**Set problem**
Transcribe the listing word for word.

**Material for the task**
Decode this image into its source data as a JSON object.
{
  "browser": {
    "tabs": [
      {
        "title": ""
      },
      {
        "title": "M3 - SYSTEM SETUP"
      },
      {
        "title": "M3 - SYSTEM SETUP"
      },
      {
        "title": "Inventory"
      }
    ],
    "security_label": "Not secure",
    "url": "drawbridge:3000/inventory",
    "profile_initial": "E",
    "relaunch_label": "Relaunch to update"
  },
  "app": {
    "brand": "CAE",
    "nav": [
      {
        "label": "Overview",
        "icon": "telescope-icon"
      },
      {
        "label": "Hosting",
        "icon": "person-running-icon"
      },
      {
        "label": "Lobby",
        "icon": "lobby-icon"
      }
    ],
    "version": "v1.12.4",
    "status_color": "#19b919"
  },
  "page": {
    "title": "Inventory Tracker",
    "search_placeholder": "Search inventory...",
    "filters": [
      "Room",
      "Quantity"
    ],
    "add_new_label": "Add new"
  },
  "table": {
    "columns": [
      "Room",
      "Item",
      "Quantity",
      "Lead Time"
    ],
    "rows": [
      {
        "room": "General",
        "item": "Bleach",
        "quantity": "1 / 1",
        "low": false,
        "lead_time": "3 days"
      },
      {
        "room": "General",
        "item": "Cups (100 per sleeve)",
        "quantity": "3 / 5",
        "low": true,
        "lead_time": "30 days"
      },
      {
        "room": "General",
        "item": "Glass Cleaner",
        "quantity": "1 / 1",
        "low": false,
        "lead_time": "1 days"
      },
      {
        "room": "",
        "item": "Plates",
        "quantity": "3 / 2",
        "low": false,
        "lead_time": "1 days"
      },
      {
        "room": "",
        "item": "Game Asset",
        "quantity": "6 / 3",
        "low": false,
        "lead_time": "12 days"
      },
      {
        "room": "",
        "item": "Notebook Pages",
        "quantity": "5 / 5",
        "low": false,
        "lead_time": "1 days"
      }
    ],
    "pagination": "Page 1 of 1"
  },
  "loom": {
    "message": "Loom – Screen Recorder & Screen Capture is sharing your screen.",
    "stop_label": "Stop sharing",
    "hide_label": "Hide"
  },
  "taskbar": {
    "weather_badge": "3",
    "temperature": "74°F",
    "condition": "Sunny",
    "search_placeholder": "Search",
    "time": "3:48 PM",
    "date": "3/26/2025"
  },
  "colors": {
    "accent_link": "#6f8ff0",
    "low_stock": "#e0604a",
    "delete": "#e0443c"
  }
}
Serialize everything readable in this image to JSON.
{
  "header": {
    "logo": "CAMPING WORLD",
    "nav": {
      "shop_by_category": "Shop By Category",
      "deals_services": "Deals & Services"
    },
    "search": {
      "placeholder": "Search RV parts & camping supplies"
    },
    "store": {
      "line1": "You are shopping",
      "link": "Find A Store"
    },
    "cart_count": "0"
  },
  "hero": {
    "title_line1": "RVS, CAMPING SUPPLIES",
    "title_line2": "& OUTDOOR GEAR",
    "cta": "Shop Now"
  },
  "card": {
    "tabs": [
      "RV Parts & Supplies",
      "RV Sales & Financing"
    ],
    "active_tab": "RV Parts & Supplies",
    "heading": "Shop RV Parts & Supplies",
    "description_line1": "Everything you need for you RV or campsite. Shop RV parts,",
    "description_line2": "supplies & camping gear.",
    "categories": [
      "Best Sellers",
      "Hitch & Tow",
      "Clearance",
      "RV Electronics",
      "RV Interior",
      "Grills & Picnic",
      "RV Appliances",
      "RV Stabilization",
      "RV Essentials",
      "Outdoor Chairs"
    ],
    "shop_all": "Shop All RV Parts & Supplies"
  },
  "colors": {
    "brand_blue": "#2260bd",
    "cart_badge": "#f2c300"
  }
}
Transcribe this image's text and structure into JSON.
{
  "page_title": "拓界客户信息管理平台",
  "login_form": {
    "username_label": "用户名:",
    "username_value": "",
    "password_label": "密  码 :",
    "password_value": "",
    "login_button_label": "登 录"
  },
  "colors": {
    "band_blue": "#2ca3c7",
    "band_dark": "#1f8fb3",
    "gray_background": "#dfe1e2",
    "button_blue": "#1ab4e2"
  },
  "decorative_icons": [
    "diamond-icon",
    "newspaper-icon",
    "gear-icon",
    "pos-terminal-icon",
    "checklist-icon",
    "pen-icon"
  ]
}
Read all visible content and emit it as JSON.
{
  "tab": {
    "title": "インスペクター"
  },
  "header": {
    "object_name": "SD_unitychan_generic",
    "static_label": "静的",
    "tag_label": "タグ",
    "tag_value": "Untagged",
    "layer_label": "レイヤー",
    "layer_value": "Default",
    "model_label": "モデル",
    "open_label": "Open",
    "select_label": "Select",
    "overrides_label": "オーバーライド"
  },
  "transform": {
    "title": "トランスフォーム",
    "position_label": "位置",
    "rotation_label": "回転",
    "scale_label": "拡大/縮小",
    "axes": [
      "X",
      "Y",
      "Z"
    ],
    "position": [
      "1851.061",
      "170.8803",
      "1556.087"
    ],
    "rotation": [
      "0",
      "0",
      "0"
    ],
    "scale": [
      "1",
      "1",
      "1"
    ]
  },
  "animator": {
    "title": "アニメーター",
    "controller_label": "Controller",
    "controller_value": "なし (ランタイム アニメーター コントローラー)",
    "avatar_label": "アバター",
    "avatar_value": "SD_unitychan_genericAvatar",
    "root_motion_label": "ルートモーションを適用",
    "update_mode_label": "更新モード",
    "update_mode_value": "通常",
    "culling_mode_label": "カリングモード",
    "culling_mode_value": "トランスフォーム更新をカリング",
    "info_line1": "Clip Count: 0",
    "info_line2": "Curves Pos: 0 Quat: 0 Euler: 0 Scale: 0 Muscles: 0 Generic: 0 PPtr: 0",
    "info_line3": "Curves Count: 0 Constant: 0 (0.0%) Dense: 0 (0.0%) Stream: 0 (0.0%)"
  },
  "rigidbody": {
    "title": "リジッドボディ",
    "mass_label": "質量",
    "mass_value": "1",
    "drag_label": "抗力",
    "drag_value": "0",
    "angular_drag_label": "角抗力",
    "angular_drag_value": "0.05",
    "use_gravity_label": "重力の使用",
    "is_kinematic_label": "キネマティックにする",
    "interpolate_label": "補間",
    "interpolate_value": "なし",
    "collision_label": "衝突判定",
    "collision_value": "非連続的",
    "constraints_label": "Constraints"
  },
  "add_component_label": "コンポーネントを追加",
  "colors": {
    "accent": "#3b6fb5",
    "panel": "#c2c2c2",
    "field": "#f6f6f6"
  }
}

**Answer to the task**
Decode this image into its source data as a JSON object.
{
  "browser": {
    "tabs": [
      {
        "title": ""
      },
      {
        "title": "M3 - SYSTEM SETUP"
      },
      {
        "title": "M3 - SYSTEM SETUP"
      },
      {
        "title": "Inventory"
      }
    ],
    "security_label": "Not secure",
    "url": "drawbridge:3000/inventory",
    "profile_initial": "E",
    "relaunch_label": "Relaunch to update"
  },
  "app": {
    "brand": "CAE",
    "nav": [
      {
        "label": "Overview",
        "icon": "telescope-icon"
      },
      {
        "label": "Hosting",
        "icon": "person-running-icon"
      },
      {
        "label": "Lobby",
        "icon": "lobby-icon"
      }
    ],
    "version": "v1.12.4",
    "status_color": "#19b919"
  },
  "page": {
    "title": "Inventory Tracker",
    "search_placeholder": "Search inventory...",
    "filters": [
      "Room",
      "Quantity"
    ],
    "add_new_label": "Add new"
  },
  "table": {
    "columns": [
      "Room",
      "Item",
      "Quantity",
      "Lead Time"
    ],
    "rows": [
      {
        "room": "General",
        "item": "Bleach",
        "quantity": "1 / 1",
        "low": false,
        "lead_time": "3 days"
      },
      {
        "room": "General",
        "item": "Cups (100 per sleeve)",
        "quantity": "3 / 5",
        "low": true,
        "lead_time": "30 days"
      },
      {
        "room": "General",
        "item": "Glass Cleaner",
        "quantity": "1 / 1",
        "low": false,
        "lead_time": "1 days"
      },
      {
        "room": "",
        "item": "Plates",
        "quantity": "3 / 2",
        "low": false,
        "lead_time": "1 days"
      },
      {
        "room": "",
        "item": "Game Asset",
        "quantity": "6 / 3",
        "low": false,
        "lead_time": "12 days"
      },
      {
        "room": "",
        "item": "Notebook Pages",
        "quantity": "5 / 5",
        "low": false,
        "lead_time": "1 days"
      }
    ],
    "pagination": "Page 1 of 1"
  },
  "loom": {
    "message": "Loom – Screen Recorder & Screen Capture is sharing your screen.",
    "stop_label": "Stop sharing",
    "hide_label": "Hide"
  },
  "taskbar": {
    "weather_badge": "3",
    "temperature": "74°F",
    "condition": "Sunny",
    "search_placeholder": "Search",
    "time": "3:48 PM",
    "date": "3/26/2025"
  },
  "colors": {
    "accent_link": "#6f8ff0",
    "low_stock": "#e0604a",
    "delete": "#e0443c"
  }
}
Serialize everything readable in this image to JSON.
{
  "header": {
    "logo": "CAMPING WORLD",
    "nav": {
      "shop_by_category": "Shop By Category",
      "deals_services": "Deals & Services"
    },
    "search": {
      "placeholder": "Search RV parts & camping supplies"
    },
    "store": {
      "line1": "You are shopping",
      "link": "Find A Store"
    },
    "cart_count": "0"
  },
  "hero": {
    "title_line1": "RVS, CAMPING SUPPLIES",
    "title_line2": "& OUTDOOR GEAR",
    "cta": "Shop Now"
  },
  "card": {
    "tabs": [
      "RV Parts & Supplies",
      "RV Sales & Financing"
    ],
    "active_tab": "RV Parts & Supplies",
    "heading": "Shop RV Parts & Supplies",
    "description_line1": "Everything you need for you RV or campsite. Shop RV parts,",
    "description_line2": "supplies & camping gear.",
    "categories": [
      "Best Sellers",
      "Hitch & Tow",
      "Clearance",
      "RV Electronics",
      "RV Interior",
      "Grills & Picnic",
      "RV Appliances",
      "RV Stabilization",
      "RV Essentials",
      "Outdoor Chairs"
    ],
    "shop_all": "Shop All RV Parts & Supplies"
  },
  "colors": {
    "brand_blue": "#2260bd",
    "cart_badge": "#f2c300"
  }
}
Transcribe this image's text and structure into JSON.
{
  "page_title": "拓界客户信息管理平台",
  "login_form": {
    "username_label": "用户名:",
    "username_value": "",
    "password_label": "密  码 :",
    "password_value": "",
    "login_button_label": "登 录"
  },
  "colors": {
    "band_blue": "#2ca3c7",
    "band_dark": "#1f8fb3",
    "gray_background": "#dfe1e2",
    "button_blue": "#1ab4e2"
  },
  "decorative_icons": [
    "diamond-icon",
    "newspaper-icon",
    "gear-icon",
    "pos-terminal-icon",
    "checklist-icon",
    "pen-icon"
  ]
}
Read all visible content and emit it as JSON.
{
  "tab": {
    "title": "インスペクター"
  },
  "header": {
    "object_name": "SD_unitychan_generic",
    "static_label": "静的",
    "tag_label": "タグ",
    "tag_value": "Untagged",
    "layer_label": "レイヤー",
    "layer_value": "Default",
    "model_label": "モデル",
    "open_label": "Open",
    "select_label": "Select",
    "overrides_label": "オーバーライド"
  },
  "transform": {
    "title": "トランスフォーム",
    "position_label": "位置",
    "rotation_label": "回転",
    "scale_label": "拡大/縮小",
    "axes": [
      "X",
      "Y",
      "Z"
    ],
    "position": [
      "1851.061",
      "170.8803",
      "1556.087"
    ],
    "rotation": [
      "0",
      "0",
      "0"
    ],
    "scale": [
      "1",
      "1",
      "1"
    ]
  },
  "animator": {
    "title": "アニメーター",
    "controller_label": "Controller",
    "controller_value": "なし (ランタイム アニメーター コントローラー)",
    "avatar_label": "アバター",
    "avatar_value": "SD_unitychan_genericAvatar",
    "root_motion_label": "ルートモーションを適用",
    "update_mode_label": "更新モード",
    "update_mode_value": "通常",
    "culling_mode_label": "カリングモード",
    "culling_mode_value": "トランスフォーム更新をカリング",
    "info_line1": "Clip Count: 0",
    "info_line2": "Curves Pos: 0 Quat: 0 Euler: 0 Scale: 0 Muscles: 0 Generic: 0 PPtr: 0",
    "info_line3": "Curves Count: 0 Constant: 0 (0.0%) Dense: 0 (0.0%) Stream: 0 (0.0%)"
  },
  "rigidbody": {
    "title": "リジッドボディ",
    "mass_label": "質量",
    "mass_value": "1",
    "drag_label": "抗力",
    "drag_value": "0",
    "angular_drag_label": "角抗力",
    "angular_drag_value": "0.05",
    "use_gravity_label": "重力の使用",
    "is_kinematic_label": "キネマティックにする",
    "interpolate_label": "補間",
    "interpolate_value": "なし",
    "collision_label": "衝突判定",
    "collision_value": "非連続的",
    "constraints_label": "Constraints"
  },
  "add_component_label": "コンポーネントを追加",
  "colors": {
    "accent": "#3b6fb5",
    "panel": "#c2c2c2",
    "field": "#f6f6f6"
  }
}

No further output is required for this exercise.